**Do this:** Copy each line below exactly and leave the pictures out.
= = = = =
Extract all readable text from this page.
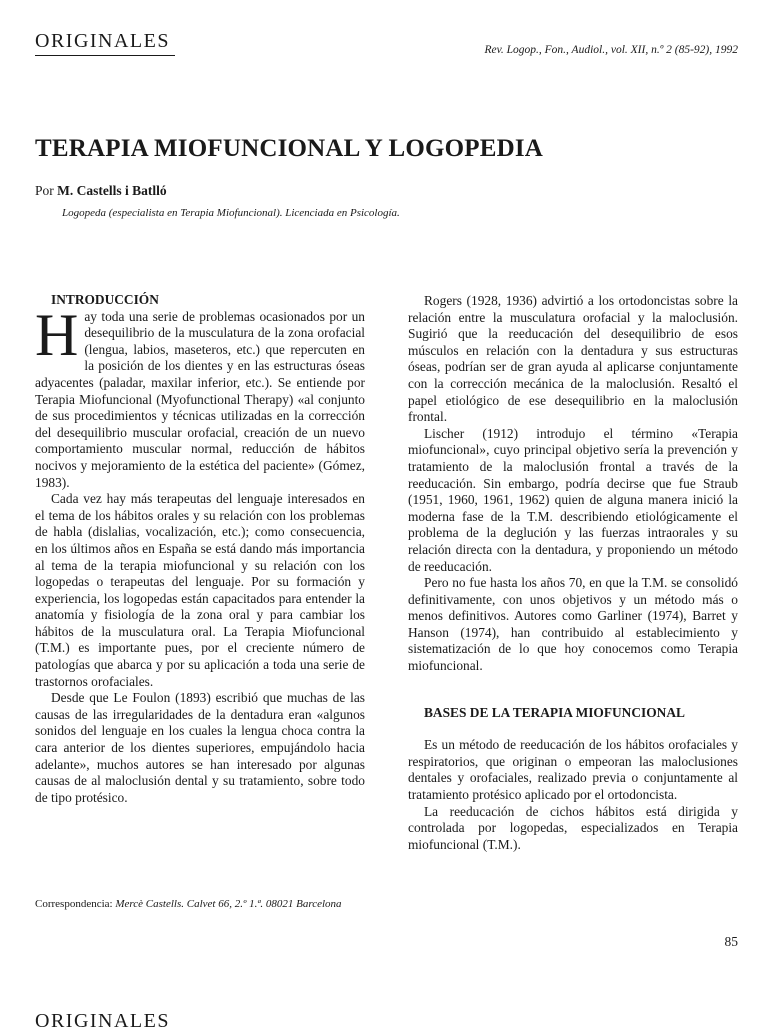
ORIGINALES	Rev. Logop., Fon., Audiol., vol. XII, n.º 2 (85-92), 1992
TERAPIA MIOFUNCIONAL Y LOGOPEDIA
Por M. Castells i Batlló
Logopeda (especialista en Terapia Miofuncional). Licenciada en Psicología.

INTRODUCCIÓN

Hay toda una serie de problemas ocasionados por un desequilibrio de la musculatura de la zona orofacial (lengua, labios, maseteros, etc.) que repercuten en la posición de los dientes y en las estructuras óseas adyacentes (paladar, maxilar inferior, etc.). Se entiende por Terapia Miofuncional (Myofunctional Therapy) «al conjunto de sus procedimientos y técnicas utilizadas en la corrección del desequilibrio muscular orofacial, creación de un nuevo comportamiento muscular normal, reducción de hábitos nocivos y mejoramiento de la estética del paciente» (Gómez, 1983).

Cada vez hay más terapeutas del lenguaje interesados en el tema de los hábitos orales y su relación con los problemas de habla (dislalias, vocalización, etc.); como consecuencia, en los últimos años en España se está dando más importancia al tema de la terapia miofuncional y su relación con los logopedas o terapeutas del lenguaje. Por su formación y experiencia, los logopedas están capacitados para entender la anatomía y fisiología de la zona oral y para cambiar los hábitos de la musculatura oral. La Terapia Miofuncional (T.M.) es importante pues, por el creciente número de patologías que abarca y por su aplicación a toda una serie de trastornos orofaciales.

Desde que Le Foulon (1893) escribió que muchas de las causas de las irregularidades de la dentadura eran «algunos sonidos del lenguaje en los cuales la lengua choca contra la cara anterior de los dientes superiores, empujándolo hacia adelante», muchos autores se han interesado por algunas causas de al maloclusión dental y su tratamiento, sobre todo de tipo protésico.

Rogers (1928, 1936) advirtió a los ortodoncistas sobre la relación entre la musculatura orofacial y la maloclusión. Sugirió que la reeducación del desequilibrio de esos músculos en relación con la dentadura y sus estructuras óseas, podrían ser de gran ayuda al aplicarse conjuntamente con la corrección mecánica de la maloclusión. Resaltó el papel etiológico de ese desequilibrio en la maloclusión frontal.

Lischer (1912) introdujo el término «Terapia miofuncional», cuyo principal objetivo sería la prevención y tratamiento de la maloclusión frontal a través de la reeducación. Sin embargo, podría decirse que fue Straub (1951, 1960, 1961, 1962) quien de alguna manera inició la moderna fase de la T.M. describiendo etiológicamente el problema de la deglución y las fuerzas intraorales y su relación directa con la dentadura, y proponiendo un método de reeducación.

Pero no fue hasta los años 70, en que la T.M. se consolidó definitivamente, con unos objetivos y un método más o menos definitivos. Autores como Garliner (1974), Barret y Hanson (1974), han contribuido al establecimiento y sistematización de lo que hoy conocemos como Terapia miofuncional.

BASES DE LA TERAPIA MIOFUNCIONAL

Es un método de reeducación de los hábitos orofaciales y respiratorios, que originan o empeoran las maloclusiones dentales y orofaciales, realizado previa o conjuntamente al tratamiento protésico aplicado por el ortodoncista.

La reeducación de cichos hábitos está dirigida y controlada por logopedas, especializados en Terapia miofuncional (T.M.).

Correspondencia: Mercè Castells. Calvet 66, 2.º 1.ª. 08021 Barcelona
85
ORIGINALES
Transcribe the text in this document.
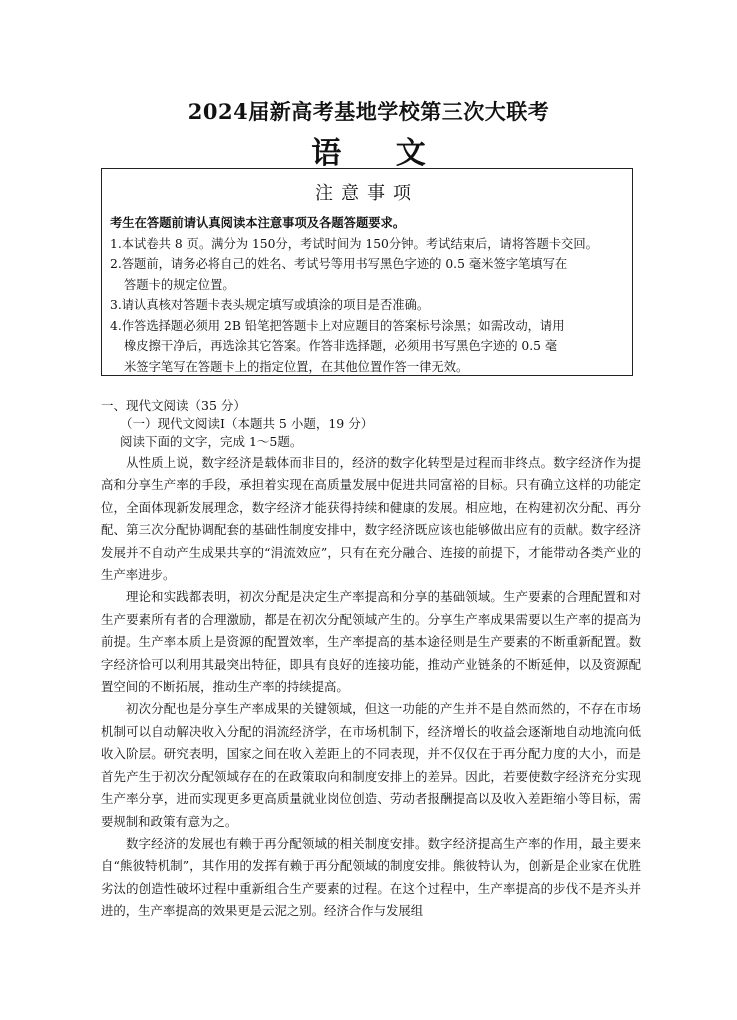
2024届新高考基地学校第三次大联考
语 文
注意事项
考生在答题前请认真阅读本注意事项及各题答题要求。
1.本试卷共 8 页。满分为 150分，考试时间为 150分钟。考试结束后，请将答题卡交回。
2.答题前，请务必将自己的姓名、考试号等用书写黑色字迹的 0.5 毫米签字笔填写在
答题卡的规定位置。
3.请认真核对答题卡表头规定填写或填涂的项目是否准确。
4.作答选择题必须用 2B 铅笔把答题卡上对应题目的答案标号涂黑；如需改动，请用
橡皮擦干净后，再选涂其它答案。作答非选择题，必须用书写黑色字迹的 0.5 毫
米签字笔写在答题卡上的指定位置，在其他位置作答一律无效。
一、现代文阅读（35 分）
（一）现代文阅读Ⅰ（本题共 5 小题，19 分）
阅读下面的文字，完成 1～5题。

从性质上说，数字经济是载体而非目的，经济的数字化转型是过程而非终点。数字经济作为提高和分享生产率的手段，承担着实现在高质量发展中促进共同富裕的目标。只有确立这样的功能定位，全面体现新发展理念，数字经济才能获得持续和健康的发展。相应地，在构建初次分配、再分配、第三次分配协调配套的基础性制度安排中，数字经济既应该也能够做出应有的贡献。数字经济发展并不自动产生成果共享的“涓流效应”，只有在充分融合、连接的前提下，才能带动各类产业的生产率进步。

理论和实践都表明，初次分配是决定生产率提高和分享的基础领域。生产要素的合理配置和对生产要素所有者的合理激励，都是在初次分配领域产生的。分享生产率成果需要以生产率的提高为前提。生产率本质上是资源的配置效率，生产率提高的基本途径则是生产要素的不断重新配置。数字经济恰可以利用其最突出特征，即具有良好的连接功能，推动产业链条的不断延伸，以及资源配置空间的不断拓展，推动生产率的持续提高。

初次分配也是分享生产率成果的关键领域，但这一功能的产生并不是自然而然的，不存在市场机制可以自动解决收入分配的涓流经济学，在市场机制下，经济增长的收益会逐渐地自动地流向低收入阶层。研究表明，国家之间在收入差距上的不同表现，并不仅仅在于再分配力度的大小，而是首先产生于初次分配领域存在的在政策取向和制度安排上的差异。因此，若要使数字经济充分实现生产率分享，进而实现更多更高质量就业岗位创造、劳动者报酬提高以及收入差距缩小等目标，需要规制和政策有意为之。

数字经济的发展也有赖于再分配领域的相关制度安排。数字经济提高生产率的作用，最主要来自“熊彼特机制”，其作用的发挥有赖于再分配领域的制度安排。熊彼特认为，创新是企业家在优胜劣汰的创造性破坏过程中重新组合生产要素的过程。在这个过程中，生产率提高的步伐不是齐头并进的，生产率提高的效果更是云泥之别。经济合作与发展组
= = = = =
**Answer to the task:**
Extract all readable text from this page.
ORIGINALES	Rev. Logop., Fon., Audiol., vol. XII, n.º 2 (85-92), 1992
TERAPIA MIOFUNCIONAL Y LOGOPEDIA
Por M. Castells i Batlló
Logopeda (especialista en Terapia Miofuncional). Licenciada en Psicología.

INTRODUCCIÓN

Hay toda una serie de problemas ocasionados por un desequilibrio de la musculatura de la zona orofacial (lengua, labios, maseteros, etc.) que repercuten en la posición de los dientes y en las estructuras óseas adyacentes (paladar, maxilar inferior, etc.). Se entiende por Terapia Miofuncional (Myofunctional Therapy) «al conjunto de sus procedimientos y técnicas utilizadas en la corrección del desequilibrio muscular orofacial, creación de un nuevo comportamiento muscular normal, reducción de hábitos nocivos y mejoramiento de la estética del paciente» (Gómez, 1983).

Cada vez hay más terapeutas del lenguaje interesados en el tema de los hábitos orales y su relación con los problemas de habla (dislalias, vocalización, etc.); como consecuencia, en los últimos años en España se está dando más importancia al tema de la terapia miofuncional y su relación con los logopedas o terapeutas del lenguaje. Por su formación y experiencia, los logopedas están capacitados para entender la anatomía y fisiología de la zona oral y para cambiar los hábitos de la musculatura oral. La Terapia Miofuncional (T.M.) es importante pues, por el creciente número de patologías que abarca y por su aplicación a toda una serie de trastornos orofaciales.

Desde que Le Foulon (1893) escribió que muchas de las causas de las irregularidades de la dentadura eran «algunos sonidos del lenguaje en los cuales la lengua choca contra la cara anterior de los dientes superiores, empujándolo hacia adelante», muchos autores se han interesado por algunas causas de al maloclusión dental y su tratamiento, sobre todo de tipo protésico.

Rogers (1928, 1936) advirtió a los ortodoncistas sobre la relación entre la musculatura orofacial y la maloclusión. Sugirió que la reeducación del desequilibrio de esos músculos en relación con la dentadura y sus estructuras óseas, podrían ser de gran ayuda al aplicarse conjuntamente con la corrección mecánica de la maloclusión. Resaltó el papel etiológico de ese desequilibrio en la maloclusión frontal.

Lischer (1912) introdujo el término «Terapia miofuncional», cuyo principal objetivo sería la prevención y tratamiento de la maloclusión frontal a través de la reeducación. Sin embargo, podría decirse que fue Straub (1951, 1960, 1961, 1962) quien de alguna manera inició la moderna fase de la T.M. describiendo etiológicamente el problema de la deglución y las fuerzas intraorales y su relación directa con la dentadura, y proponiendo un método de reeducación.

Pero no fue hasta los años 70, en que la T.M. se consolidó definitivamente, con unos objetivos y un método más o menos definitivos. Autores como Garliner (1974), Barret y Hanson (1974), han contribuido al establecimiento y sistematización de lo que hoy conocemos como Terapia miofuncional.

BASES DE LA TERAPIA MIOFUNCIONAL

Es un método de reeducación de los hábitos orofaciales y respiratorios, que originan o empeoran las maloclusiones dentales y orofaciales, realizado previa o conjuntamente al tratamiento protésico aplicado por el ortodoncista.

La reeducación de cichos hábitos está dirigida y controlada por logopedas, especializados en Terapia miofuncional (T.M.).

Correspondencia: Mercè Castells. Calvet 66, 2.º 1.ª. 08021 Barcelona
85
ORIGINALES
Transcribe the text in this document.
2024届新高考基地学校第三次大联考
语 文
注意事项
考生在答题前请认真阅读本注意事项及各题答题要求。
1.本试卷共 8 页。满分为 150分，考试时间为 150分钟。考试结束后，请将答题卡交回。
2.答题前，请务必将自己的姓名、考试号等用书写黑色字迹的 0.5 毫米签字笔填写在
答题卡的规定位置。
3.请认真核对答题卡表头规定填写或填涂的项目是否准确。
4.作答选择题必须用 2B 铅笔把答题卡上对应题目的答案标号涂黑；如需改动，请用
橡皮擦干净后，再选涂其它答案。作答非选择题，必须用书写黑色字迹的 0.5 毫
米签字笔写在答题卡上的指定位置，在其他位置作答一律无效。
一、现代文阅读（35 分）
（一）现代文阅读Ⅰ（本题共 5 小题，19 分）
阅读下面的文字，完成 1～5题。

从性质上说，数字经济是载体而非目的，经济的数字化转型是过程而非终点。数字经济作为提高和分享生产率的手段，承担着实现在高质量发展中促进共同富裕的目标。只有确立这样的功能定位，全面体现新发展理念，数字经济才能获得持续和健康的发展。相应地，在构建初次分配、再分配、第三次分配协调配套的基础性制度安排中，数字经济既应该也能够做出应有的贡献。数字经济发展并不自动产生成果共享的“涓流效应”，只有在充分融合、连接的前提下，才能带动各类产业的生产率进步。

理论和实践都表明，初次分配是决定生产率提高和分享的基础领域。生产要素的合理配置和对生产要素所有者的合理激励，都是在初次分配领域产生的。分享生产率成果需要以生产率的提高为前提。生产率本质上是资源的配置效率，生产率提高的基本途径则是生产要素的不断重新配置。数字经济恰可以利用其最突出特征，即具有良好的连接功能，推动产业链条的不断延伸，以及资源配置空间的不断拓展，推动生产率的持续提高。

初次分配也是分享生产率成果的关键领域，但这一功能的产生并不是自然而然的，不存在市场机制可以自动解决收入分配的涓流经济学，在市场机制下，经济增长的收益会逐渐地自动地流向低收入阶层。研究表明，国家之间在收入差距上的不同表现，并不仅仅在于再分配力度的大小，而是首先产生于初次分配领域存在的在政策取向和制度安排上的差异。因此，若要使数字经济充分实现生产率分享，进而实现更多更高质量就业岗位创造、劳动者报酬提高以及收入差距缩小等目标，需要规制和政策有意为之。

数字经济的发展也有赖于再分配领域的相关制度安排。数字经济提高生产率的作用，最主要来自“熊彼特机制”，其作用的发挥有赖于再分配领域的制度安排。熊彼特认为，创新是企业家在优胜劣汰的创造性破坏过程中重新组合生产要素的过程。在这个过程中，生产率提高的步伐不是齐头并进的，生产率提高的效果更是云泥之别。经济合作与发展组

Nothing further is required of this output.